Recorded data
************

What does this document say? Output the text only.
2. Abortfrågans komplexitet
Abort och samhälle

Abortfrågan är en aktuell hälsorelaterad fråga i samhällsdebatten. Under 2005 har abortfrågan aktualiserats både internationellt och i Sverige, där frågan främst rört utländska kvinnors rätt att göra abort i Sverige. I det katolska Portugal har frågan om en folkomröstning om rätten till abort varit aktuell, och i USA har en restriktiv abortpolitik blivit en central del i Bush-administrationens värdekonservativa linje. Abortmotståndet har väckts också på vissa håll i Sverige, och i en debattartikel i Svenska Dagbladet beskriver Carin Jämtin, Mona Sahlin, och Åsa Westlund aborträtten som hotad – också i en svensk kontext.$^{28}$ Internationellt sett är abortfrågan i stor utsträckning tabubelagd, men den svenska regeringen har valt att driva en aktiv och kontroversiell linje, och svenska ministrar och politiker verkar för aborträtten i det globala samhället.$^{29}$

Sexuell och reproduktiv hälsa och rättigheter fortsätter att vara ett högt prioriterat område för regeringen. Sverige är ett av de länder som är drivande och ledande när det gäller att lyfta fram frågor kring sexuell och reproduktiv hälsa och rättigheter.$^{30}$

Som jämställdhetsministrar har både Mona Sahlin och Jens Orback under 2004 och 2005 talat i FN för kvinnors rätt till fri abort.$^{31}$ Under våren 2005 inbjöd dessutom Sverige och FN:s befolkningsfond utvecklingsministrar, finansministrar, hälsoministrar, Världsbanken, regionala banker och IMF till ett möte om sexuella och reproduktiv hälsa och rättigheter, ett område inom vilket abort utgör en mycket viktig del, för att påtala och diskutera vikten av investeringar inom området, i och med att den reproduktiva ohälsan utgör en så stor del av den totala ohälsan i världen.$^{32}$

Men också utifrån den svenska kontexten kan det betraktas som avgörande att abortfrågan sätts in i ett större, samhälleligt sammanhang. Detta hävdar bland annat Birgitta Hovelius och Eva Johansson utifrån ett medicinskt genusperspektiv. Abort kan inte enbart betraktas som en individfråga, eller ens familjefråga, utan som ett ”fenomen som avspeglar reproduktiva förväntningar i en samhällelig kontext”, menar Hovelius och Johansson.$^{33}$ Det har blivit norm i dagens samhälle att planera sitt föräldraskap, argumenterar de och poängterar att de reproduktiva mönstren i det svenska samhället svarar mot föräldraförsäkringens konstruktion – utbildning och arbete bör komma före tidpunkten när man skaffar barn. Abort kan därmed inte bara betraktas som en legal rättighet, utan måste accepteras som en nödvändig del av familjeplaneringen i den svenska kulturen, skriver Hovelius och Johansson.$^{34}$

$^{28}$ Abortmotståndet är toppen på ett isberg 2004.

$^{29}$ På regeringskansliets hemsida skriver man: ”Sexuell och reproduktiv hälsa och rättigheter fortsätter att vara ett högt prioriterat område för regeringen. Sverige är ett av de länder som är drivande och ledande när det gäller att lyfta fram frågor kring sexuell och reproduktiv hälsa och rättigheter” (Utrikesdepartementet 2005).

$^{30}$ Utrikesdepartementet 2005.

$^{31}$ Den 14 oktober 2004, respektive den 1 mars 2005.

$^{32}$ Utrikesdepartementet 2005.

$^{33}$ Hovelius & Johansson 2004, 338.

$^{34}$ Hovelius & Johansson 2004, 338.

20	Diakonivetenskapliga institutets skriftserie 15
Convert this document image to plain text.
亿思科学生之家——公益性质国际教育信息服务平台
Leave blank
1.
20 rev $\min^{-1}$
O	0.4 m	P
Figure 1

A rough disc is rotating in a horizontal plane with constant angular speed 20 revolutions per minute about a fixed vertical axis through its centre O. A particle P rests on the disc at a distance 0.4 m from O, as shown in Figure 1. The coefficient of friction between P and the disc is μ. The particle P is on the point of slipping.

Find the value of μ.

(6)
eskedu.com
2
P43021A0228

************

▶ [Problem requirements]
Return exactly, and only, the line containing "Convert this document image to plain text." and every line after it through the end of the material.

▶ [Finished exercise]
Convert this document image to plain text.
亿思科学生之家——公益性质国际教育信息服务平台
Leave blank
1.
20 rev $\min^{-1}$
O	0.4 m	P
Figure 1

A rough disc is rotating in a horizontal plane with constant angular speed 20 revolutions per minute about a fixed vertical axis through its centre O. A particle P rests on the disc at a distance 0.4 m from O, as shown in Figure 1. The coefficient of friction between P and the disc is μ. The particle P is on the point of slipping.

Find the value of μ.

(6)
eskedu.com
2
P43021A0228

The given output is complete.